### Task directions
Copy every line of the records below word for word, leaving out the pictures.

## Begin

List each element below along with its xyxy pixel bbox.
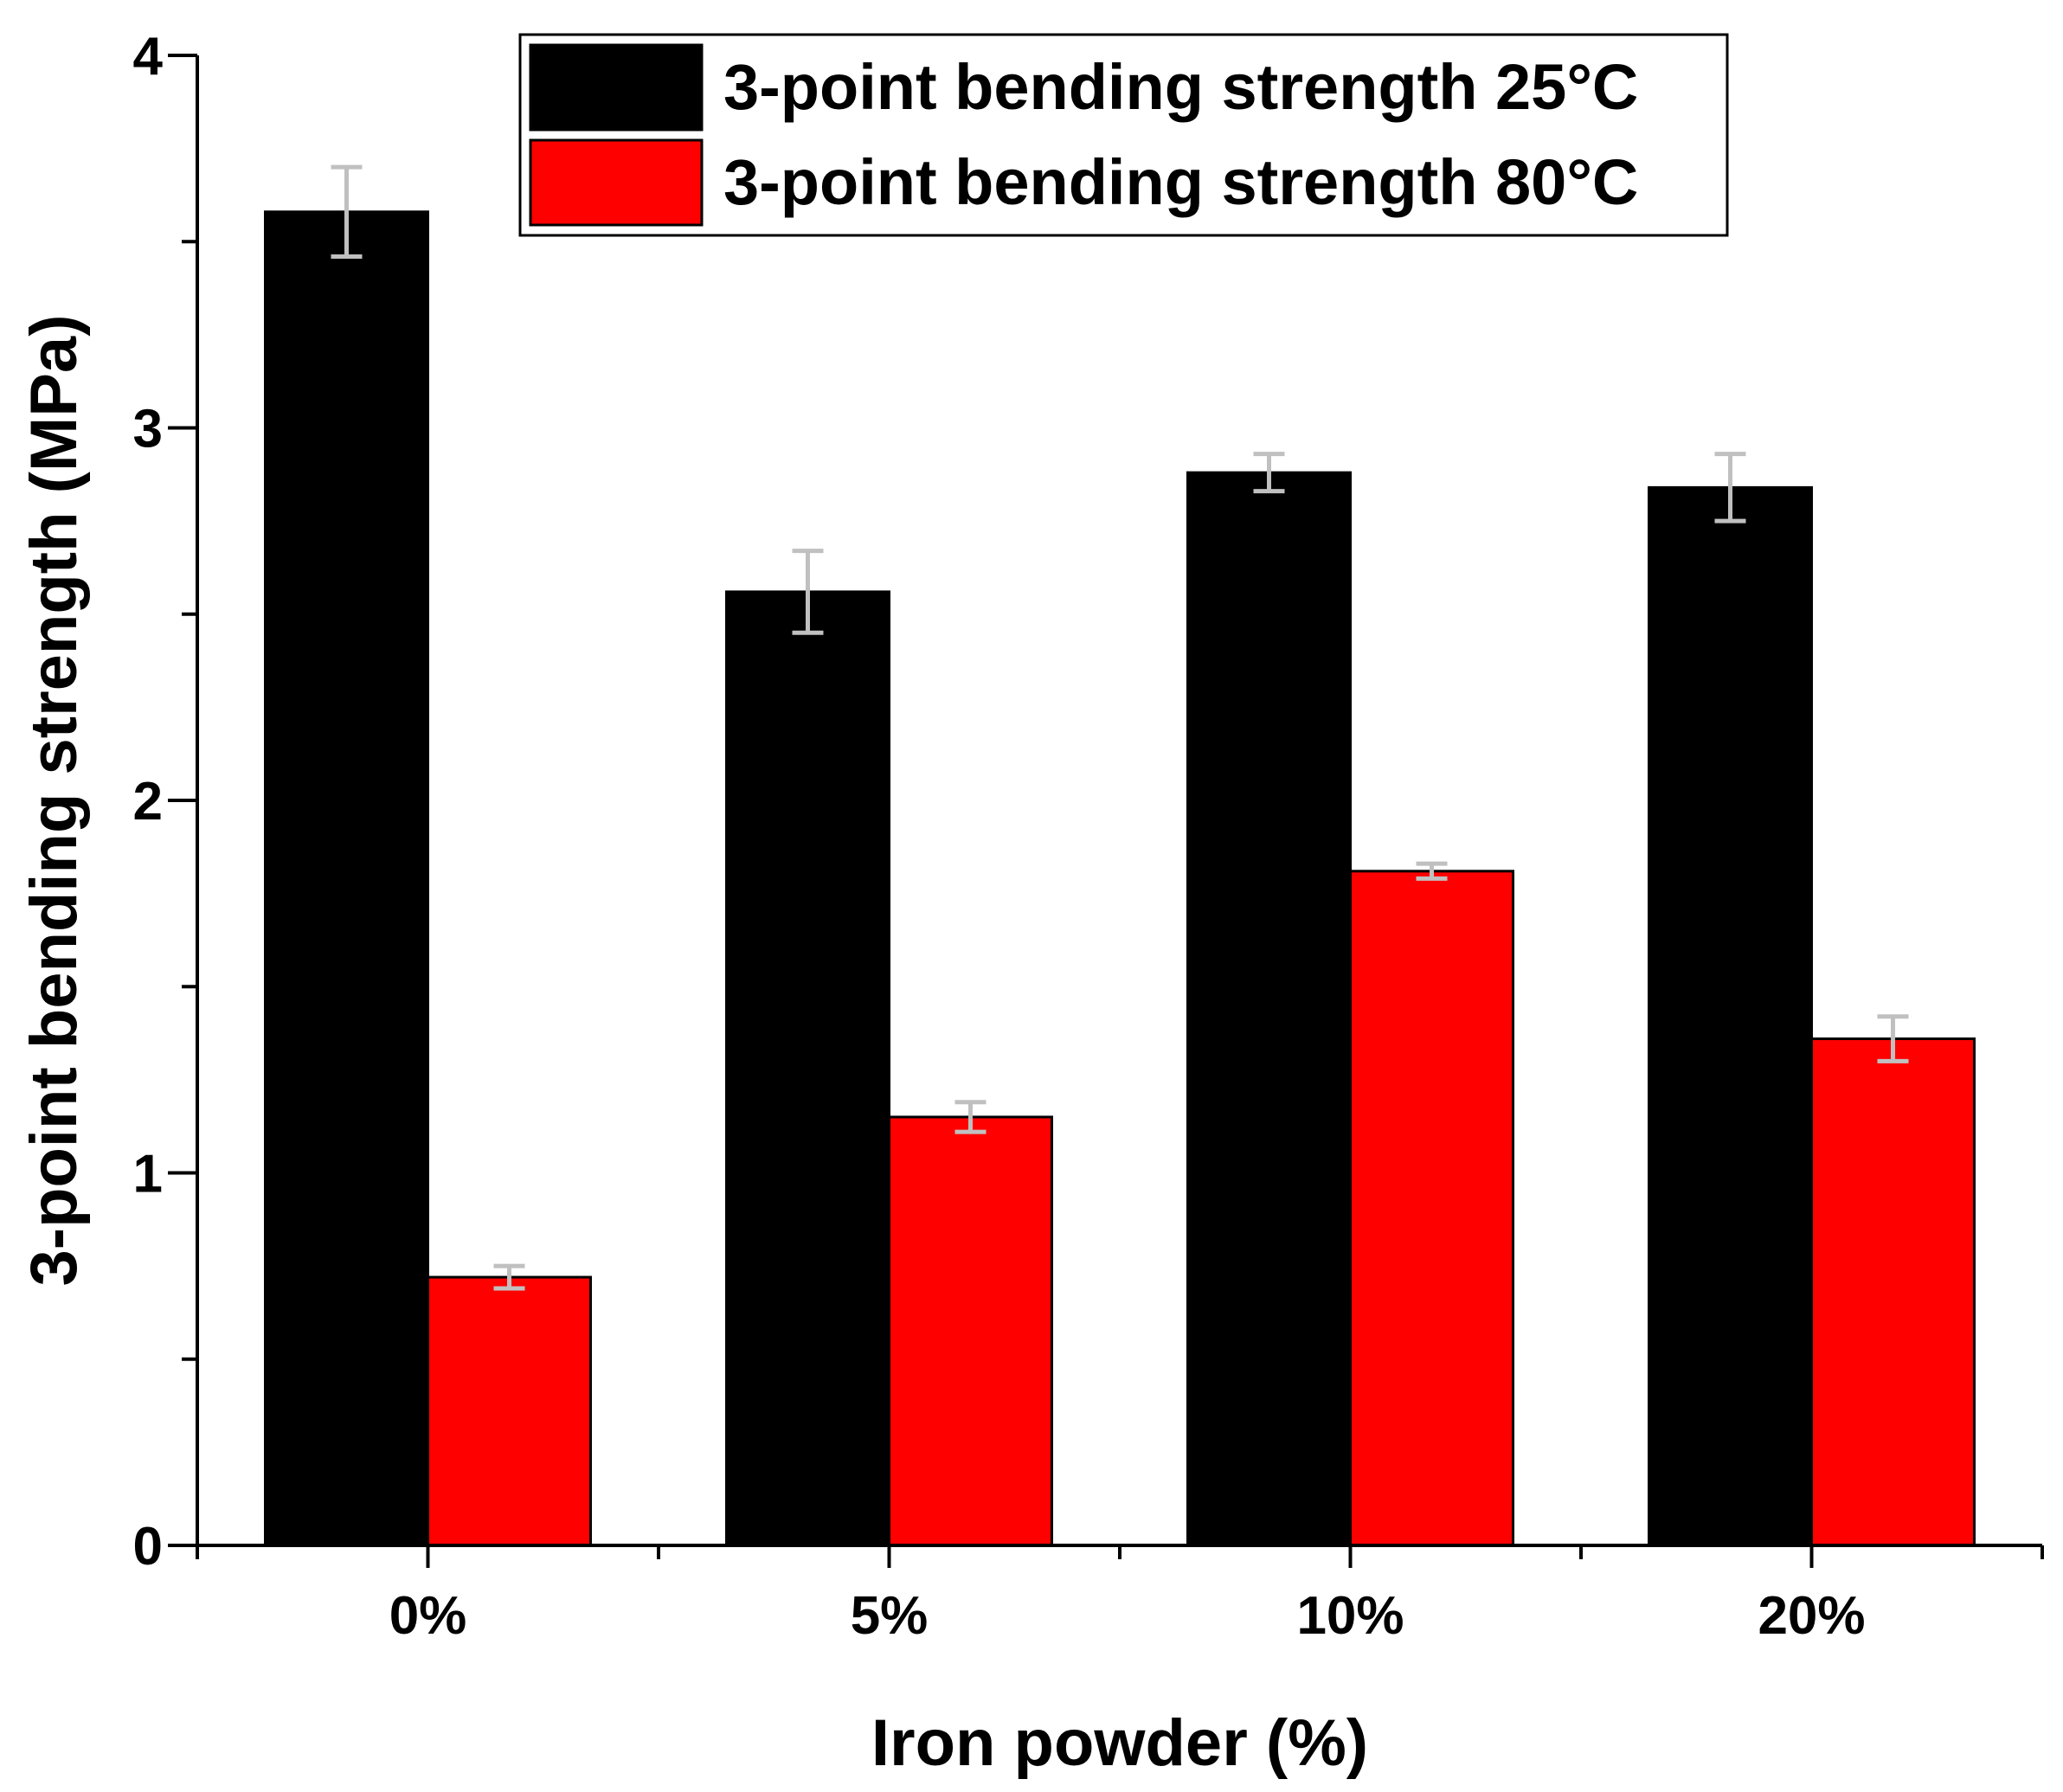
x-tick-label: 5% bbox=[851, 1586, 929, 1646]
y-tick-label: 3 bbox=[133, 400, 163, 459]
y-axis-title: 3-point bending strength (MPa) bbox=[17, 314, 91, 1286]
legend-label-25c: 3-point bending strength 25°C bbox=[723, 51, 1638, 123]
y-tick-label: 2 bbox=[133, 772, 163, 832]
bar-25c-0pct bbox=[264, 210, 429, 1547]
y-tick-label: 0 bbox=[133, 1517, 163, 1577]
bars-layer bbox=[264, 210, 1976, 1547]
labels-layer: 0 1 2 3 4 0% 5% 10% 20% Iron powder (%) 3-point be… bbox=[17, 27, 1866, 1780]
x-tick-label: 20% bbox=[1758, 1586, 1865, 1646]
y-tick-label: 1 bbox=[133, 1145, 163, 1204]
axes-layer bbox=[168, 54, 2044, 1568]
legend: 3-point bending strength 25°C 3-point ben… bbox=[518, 33, 1729, 237]
bar-80c-20pct bbox=[1810, 1037, 1976, 1547]
legend-swatch-80c bbox=[529, 138, 704, 227]
bar-80c-5pct bbox=[888, 1115, 1053, 1547]
bar-25c-10pct bbox=[1186, 471, 1352, 1547]
x-axis-title: Iron powder (%) bbox=[871, 1706, 1368, 1780]
legend-label-80c: 3-point bending strength 80°C bbox=[723, 146, 1638, 218]
bar-25c-5pct bbox=[725, 590, 890, 1547]
y-tick-label: 4 bbox=[133, 27, 164, 87]
legend-swatch-25c bbox=[529, 43, 704, 132]
x-tick-label: 10% bbox=[1296, 1586, 1404, 1646]
bar-25c-20pct bbox=[1648, 485, 1813, 1547]
bar-80c-0pct bbox=[427, 1275, 592, 1547]
legend-box bbox=[518, 33, 1729, 237]
error-bars-layer bbox=[331, 164, 1909, 1291]
x-tick-label: 0% bbox=[389, 1586, 467, 1646]
bar-80c-10pct bbox=[1349, 870, 1514, 1547]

## End

### Result
List each element below along with its xyxy pixel bbox.
x-tick-label: 5% bbox=[851, 1586, 929, 1646]
y-tick-label: 3 bbox=[133, 400, 163, 459]
y-axis-title: 3-point bending strength (MPa) bbox=[17, 314, 91, 1286]
legend-label-25c: 3-point bending strength 25°C bbox=[723, 51, 1638, 123]
y-tick-label: 2 bbox=[133, 772, 163, 832]
bar-25c-0pct bbox=[264, 210, 429, 1547]
y-tick-label: 0 bbox=[133, 1517, 163, 1577]
bars-layer bbox=[264, 210, 1976, 1547]
labels-layer: 0 1 2 3 4 0% 5% 10% 20% Iron powder (%) 3-point be… bbox=[17, 27, 1866, 1780]
x-tick-label: 20% bbox=[1758, 1586, 1865, 1646]
y-tick-label: 1 bbox=[133, 1145, 163, 1204]
axes-layer bbox=[168, 54, 2044, 1568]
legend: 3-point bending strength 25°C 3-point ben… bbox=[518, 33, 1729, 237]
bar-80c-20pct bbox=[1810, 1037, 1976, 1547]
legend-swatch-80c bbox=[529, 138, 704, 227]
bar-80c-5pct bbox=[888, 1115, 1053, 1547]
bar-25c-10pct bbox=[1186, 471, 1352, 1547]
x-axis-title: Iron powder (%) bbox=[871, 1706, 1368, 1780]
legend-label-80c: 3-point bending strength 80°C bbox=[723, 146, 1638, 218]
bar-25c-5pct bbox=[725, 590, 890, 1547]
y-tick-label: 4 bbox=[133, 27, 164, 87]
legend-swatch-25c bbox=[529, 43, 704, 132]
x-tick-label: 10% bbox=[1296, 1586, 1404, 1646]
bar-25c-20pct bbox=[1648, 485, 1813, 1547]
bar-80c-0pct bbox=[427, 1275, 592, 1547]
legend-box bbox=[518, 33, 1729, 237]
error-bars-layer bbox=[331, 164, 1909, 1291]
x-tick-label: 0% bbox=[389, 1586, 467, 1646]
bar-80c-10pct bbox=[1349, 870, 1514, 1547]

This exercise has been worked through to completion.